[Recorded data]

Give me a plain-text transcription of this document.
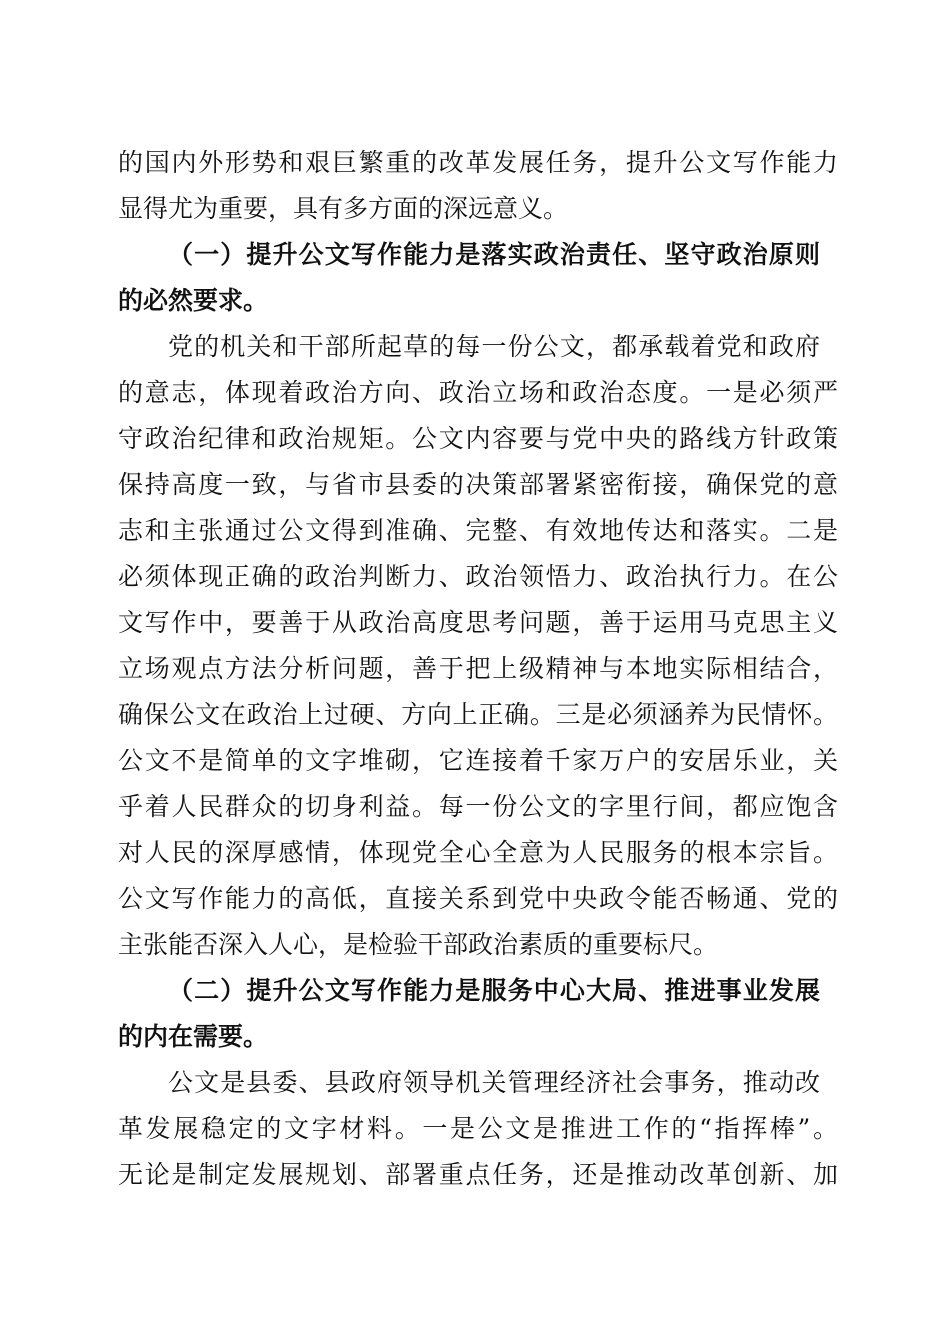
的国内外形势和艰巨繁重的改革发展任务，提升公文写作能力
显得尤为重要，具有多方面的深远意义。
（一）提升公文写作能力是落实政治责任、坚守政治原则
的必然要求。
党的机关和干部所起草的每一份公文，都承载着党和政府
的意志，体现着政治方向、政治立场和政治态度。一是必须严
守政治纪律和政治规矩。公文内容要与党中央的路线方针政策
保持高度一致，与省市县委的决策部署紧密衔接，确保党的意
志和主张通过公文得到准确、完整、有效地传达和落实。二是
必须体现正确的政治判断力、政治领悟力、政治执行力。在公
文写作中，要善于从政治高度思考问题，善于运用马克思主义
立场观点方法分析问题，善于把上级精神与本地实际相结合，
确保公文在政治上过硬、方向上正确。三是必须涵养为民情怀。
公文不是简单的文字堆砌，它连接着千家万户的安居乐业，关
乎着人民群众的切身利益。每一份公文的字里行间，都应饱含
对人民的深厚感情，体现党全心全意为人民服务的根本宗旨。
公文写作能力的高低，直接关系到党中央政令能否畅通、党的
主张能否深入人心，是检验干部政治素质的重要标尺。
（二）提升公文写作能力是服务中心大局、推进事业发展
的内在需要。
公文是县委、县政府领导机关管理经济社会事务，推动改
革发展稳定的文字材料。一是公文是推进工作的“指挥棒”。
无论是制定发展规划、部署重点任务，还是推动改革创新、加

◆ WRITTEN TASK
Set down the material exactly, every line of it, except for the pictures.

◆ TASK OUTPUT
Give me a plain-text transcription of this document.
的国内外形势和艰巨繁重的改革发展任务，提升公文写作能力
显得尤为重要，具有多方面的深远意义。
（一）提升公文写作能力是落实政治责任、坚守政治原则
的必然要求。
党的机关和干部所起草的每一份公文，都承载着党和政府
的意志，体现着政治方向、政治立场和政治态度。一是必须严
守政治纪律和政治规矩。公文内容要与党中央的路线方针政策
保持高度一致，与省市县委的决策部署紧密衔接，确保党的意
志和主张通过公文得到准确、完整、有效地传达和落实。二是
必须体现正确的政治判断力、政治领悟力、政治执行力。在公
文写作中，要善于从政治高度思考问题，善于运用马克思主义
立场观点方法分析问题，善于把上级精神与本地实际相结合，
确保公文在政治上过硬、方向上正确。三是必须涵养为民情怀。
公文不是简单的文字堆砌，它连接着千家万户的安居乐业，关
乎着人民群众的切身利益。每一份公文的字里行间，都应饱含
对人民的深厚感情，体现党全心全意为人民服务的根本宗旨。
公文写作能力的高低，直接关系到党中央政令能否畅通、党的
主张能否深入人心，是检验干部政治素质的重要标尺。
（二）提升公文写作能力是服务中心大局、推进事业发展
的内在需要。
公文是县委、县政府领导机关管理经济社会事务，推动改
革发展稳定的文字材料。一是公文是推进工作的“指挥棒”。
无论是制定发展规划、部署重点任务，还是推动改革创新、加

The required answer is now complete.